- **Task goal**
Report every line in the listing that contains the string "https".

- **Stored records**
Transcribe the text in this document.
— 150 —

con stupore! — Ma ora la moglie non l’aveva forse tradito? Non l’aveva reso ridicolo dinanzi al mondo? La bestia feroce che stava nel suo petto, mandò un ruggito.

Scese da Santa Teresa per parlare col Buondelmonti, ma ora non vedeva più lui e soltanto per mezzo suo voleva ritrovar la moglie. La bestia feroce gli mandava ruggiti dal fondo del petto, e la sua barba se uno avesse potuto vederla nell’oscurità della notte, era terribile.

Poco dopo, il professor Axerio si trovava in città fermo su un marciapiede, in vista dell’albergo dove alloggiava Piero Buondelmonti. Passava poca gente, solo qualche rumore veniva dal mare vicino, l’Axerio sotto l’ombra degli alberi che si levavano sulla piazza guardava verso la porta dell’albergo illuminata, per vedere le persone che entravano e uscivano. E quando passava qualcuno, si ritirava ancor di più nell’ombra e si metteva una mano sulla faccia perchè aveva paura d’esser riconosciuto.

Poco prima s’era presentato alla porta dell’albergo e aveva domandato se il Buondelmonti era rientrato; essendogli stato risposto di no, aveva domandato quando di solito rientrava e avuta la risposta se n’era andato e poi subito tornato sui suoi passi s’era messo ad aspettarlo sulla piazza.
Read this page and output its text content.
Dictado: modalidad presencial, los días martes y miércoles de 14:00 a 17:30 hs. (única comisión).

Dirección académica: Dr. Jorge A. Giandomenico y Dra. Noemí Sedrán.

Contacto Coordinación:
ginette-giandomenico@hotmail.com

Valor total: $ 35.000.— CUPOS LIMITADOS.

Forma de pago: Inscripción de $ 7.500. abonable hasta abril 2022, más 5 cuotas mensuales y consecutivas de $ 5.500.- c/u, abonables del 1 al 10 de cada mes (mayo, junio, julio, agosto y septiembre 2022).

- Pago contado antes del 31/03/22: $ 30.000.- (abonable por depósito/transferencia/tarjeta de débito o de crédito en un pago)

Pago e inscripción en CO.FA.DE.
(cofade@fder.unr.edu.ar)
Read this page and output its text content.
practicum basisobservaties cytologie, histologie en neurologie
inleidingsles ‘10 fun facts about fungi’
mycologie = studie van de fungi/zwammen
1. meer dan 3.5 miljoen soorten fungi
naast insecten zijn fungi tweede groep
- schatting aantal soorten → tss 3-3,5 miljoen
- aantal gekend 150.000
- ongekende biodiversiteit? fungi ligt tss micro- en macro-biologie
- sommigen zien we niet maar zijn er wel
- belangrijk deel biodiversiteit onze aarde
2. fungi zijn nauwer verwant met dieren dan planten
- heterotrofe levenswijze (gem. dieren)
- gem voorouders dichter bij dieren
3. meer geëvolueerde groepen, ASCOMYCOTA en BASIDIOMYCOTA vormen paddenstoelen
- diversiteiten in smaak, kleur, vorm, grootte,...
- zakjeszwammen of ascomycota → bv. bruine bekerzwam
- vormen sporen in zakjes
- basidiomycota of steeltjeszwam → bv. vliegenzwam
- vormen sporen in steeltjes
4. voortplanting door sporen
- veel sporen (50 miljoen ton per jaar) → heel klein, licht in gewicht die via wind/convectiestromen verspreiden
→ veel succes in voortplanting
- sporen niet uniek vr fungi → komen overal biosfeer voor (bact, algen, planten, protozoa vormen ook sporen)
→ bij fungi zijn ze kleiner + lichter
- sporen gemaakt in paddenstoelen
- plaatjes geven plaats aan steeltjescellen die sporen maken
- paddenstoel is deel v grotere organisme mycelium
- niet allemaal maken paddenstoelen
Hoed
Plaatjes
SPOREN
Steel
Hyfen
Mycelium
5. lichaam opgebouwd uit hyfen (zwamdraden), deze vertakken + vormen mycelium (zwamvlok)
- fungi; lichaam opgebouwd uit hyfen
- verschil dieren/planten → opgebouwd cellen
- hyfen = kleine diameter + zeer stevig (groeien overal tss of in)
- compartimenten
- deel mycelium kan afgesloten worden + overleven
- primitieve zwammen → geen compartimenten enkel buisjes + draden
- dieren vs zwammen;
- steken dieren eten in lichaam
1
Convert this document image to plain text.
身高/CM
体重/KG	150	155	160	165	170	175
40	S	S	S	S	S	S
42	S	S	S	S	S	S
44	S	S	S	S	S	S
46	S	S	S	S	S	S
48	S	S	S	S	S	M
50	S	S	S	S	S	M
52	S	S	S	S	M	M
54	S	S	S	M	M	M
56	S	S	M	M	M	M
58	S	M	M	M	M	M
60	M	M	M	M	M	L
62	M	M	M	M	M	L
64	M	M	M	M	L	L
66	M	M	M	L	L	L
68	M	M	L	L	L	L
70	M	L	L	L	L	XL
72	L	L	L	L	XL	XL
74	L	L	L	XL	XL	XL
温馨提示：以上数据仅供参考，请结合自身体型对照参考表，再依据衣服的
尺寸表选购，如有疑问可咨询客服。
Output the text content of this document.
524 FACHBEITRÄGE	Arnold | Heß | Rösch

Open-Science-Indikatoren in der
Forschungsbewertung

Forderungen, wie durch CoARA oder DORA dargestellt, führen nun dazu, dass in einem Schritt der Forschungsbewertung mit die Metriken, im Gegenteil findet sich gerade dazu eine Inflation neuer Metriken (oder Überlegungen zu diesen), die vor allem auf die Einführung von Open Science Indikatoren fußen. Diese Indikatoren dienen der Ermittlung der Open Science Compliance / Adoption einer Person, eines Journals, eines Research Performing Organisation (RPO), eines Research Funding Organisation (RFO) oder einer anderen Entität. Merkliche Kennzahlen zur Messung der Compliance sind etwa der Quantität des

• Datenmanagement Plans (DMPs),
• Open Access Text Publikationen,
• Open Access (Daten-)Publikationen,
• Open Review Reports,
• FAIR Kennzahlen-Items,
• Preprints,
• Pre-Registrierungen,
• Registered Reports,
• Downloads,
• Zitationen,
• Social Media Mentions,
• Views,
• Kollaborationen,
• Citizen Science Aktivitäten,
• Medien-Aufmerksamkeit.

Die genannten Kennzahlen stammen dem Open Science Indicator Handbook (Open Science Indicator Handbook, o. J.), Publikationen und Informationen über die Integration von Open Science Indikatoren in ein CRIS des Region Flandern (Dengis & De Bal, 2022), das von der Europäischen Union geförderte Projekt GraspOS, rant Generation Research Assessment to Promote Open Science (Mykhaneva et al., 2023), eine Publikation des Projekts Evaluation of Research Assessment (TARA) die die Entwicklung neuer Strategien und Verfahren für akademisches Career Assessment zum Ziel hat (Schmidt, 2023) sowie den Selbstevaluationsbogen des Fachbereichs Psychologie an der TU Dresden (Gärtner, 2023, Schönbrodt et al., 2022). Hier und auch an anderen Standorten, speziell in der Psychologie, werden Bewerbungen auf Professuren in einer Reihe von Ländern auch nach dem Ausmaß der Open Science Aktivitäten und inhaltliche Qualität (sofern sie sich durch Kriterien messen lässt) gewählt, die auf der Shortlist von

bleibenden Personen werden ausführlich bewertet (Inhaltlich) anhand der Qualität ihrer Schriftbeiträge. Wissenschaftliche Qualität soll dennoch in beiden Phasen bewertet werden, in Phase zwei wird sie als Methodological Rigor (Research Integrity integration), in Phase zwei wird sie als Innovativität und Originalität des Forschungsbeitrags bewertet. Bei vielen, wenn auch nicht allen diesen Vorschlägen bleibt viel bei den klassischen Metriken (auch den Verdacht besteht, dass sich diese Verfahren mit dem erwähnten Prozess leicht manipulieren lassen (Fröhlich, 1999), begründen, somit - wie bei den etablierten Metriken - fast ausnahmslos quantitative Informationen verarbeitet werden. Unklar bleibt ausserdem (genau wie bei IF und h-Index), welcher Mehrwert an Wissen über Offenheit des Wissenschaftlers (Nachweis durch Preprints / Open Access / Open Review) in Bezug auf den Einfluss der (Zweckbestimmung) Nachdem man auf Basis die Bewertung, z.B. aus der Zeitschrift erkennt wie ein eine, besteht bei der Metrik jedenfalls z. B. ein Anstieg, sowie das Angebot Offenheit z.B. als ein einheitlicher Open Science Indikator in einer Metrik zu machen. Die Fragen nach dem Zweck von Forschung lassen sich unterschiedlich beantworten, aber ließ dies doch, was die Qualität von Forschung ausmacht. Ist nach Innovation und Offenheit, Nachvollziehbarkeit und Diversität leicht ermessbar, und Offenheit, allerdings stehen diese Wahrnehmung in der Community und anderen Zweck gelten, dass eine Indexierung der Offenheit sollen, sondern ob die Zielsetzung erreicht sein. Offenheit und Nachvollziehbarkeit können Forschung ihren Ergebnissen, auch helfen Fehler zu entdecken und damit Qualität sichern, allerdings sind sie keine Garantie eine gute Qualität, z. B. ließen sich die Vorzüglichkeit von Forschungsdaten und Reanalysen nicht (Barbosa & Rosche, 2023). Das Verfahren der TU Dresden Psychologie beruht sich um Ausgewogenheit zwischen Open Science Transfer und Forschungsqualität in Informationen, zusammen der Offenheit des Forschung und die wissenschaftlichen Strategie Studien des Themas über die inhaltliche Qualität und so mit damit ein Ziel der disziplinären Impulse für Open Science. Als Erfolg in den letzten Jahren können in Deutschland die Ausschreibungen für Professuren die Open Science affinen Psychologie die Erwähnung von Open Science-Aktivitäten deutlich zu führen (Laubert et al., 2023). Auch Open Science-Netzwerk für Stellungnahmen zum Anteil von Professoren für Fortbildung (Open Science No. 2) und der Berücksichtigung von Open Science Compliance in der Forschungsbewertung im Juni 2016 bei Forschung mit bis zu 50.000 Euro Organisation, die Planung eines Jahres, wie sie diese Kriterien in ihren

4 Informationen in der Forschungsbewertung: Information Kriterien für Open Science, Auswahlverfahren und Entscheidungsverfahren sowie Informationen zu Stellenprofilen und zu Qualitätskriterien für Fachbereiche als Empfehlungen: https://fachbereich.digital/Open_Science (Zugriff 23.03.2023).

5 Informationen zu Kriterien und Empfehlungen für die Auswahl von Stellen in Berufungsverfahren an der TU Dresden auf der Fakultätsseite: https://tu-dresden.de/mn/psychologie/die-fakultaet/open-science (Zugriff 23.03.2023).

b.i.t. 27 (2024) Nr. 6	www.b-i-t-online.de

- **Exercise output**
4 Informationen in der Forschungsbewertung: Information Kriterien für Open Science, Auswahlverfahren und Entscheidungsverfahren sowie Informationen zu Stellenprofilen und zu Qualitätskriterien für Fachbereiche als Empfehlungen: https://fachbereich.digital/Open_Science (Zugriff 23.03.2023).
5 Informationen zu Kriterien und Empfehlungen für die Auswahl von Stellen in Berufungsverfahren an der TU Dresden auf der Fakultätsseite: https://tu-dresden.de/mn/psychologie/die-fakultaet/open-science (Zugriff 23.03.2023).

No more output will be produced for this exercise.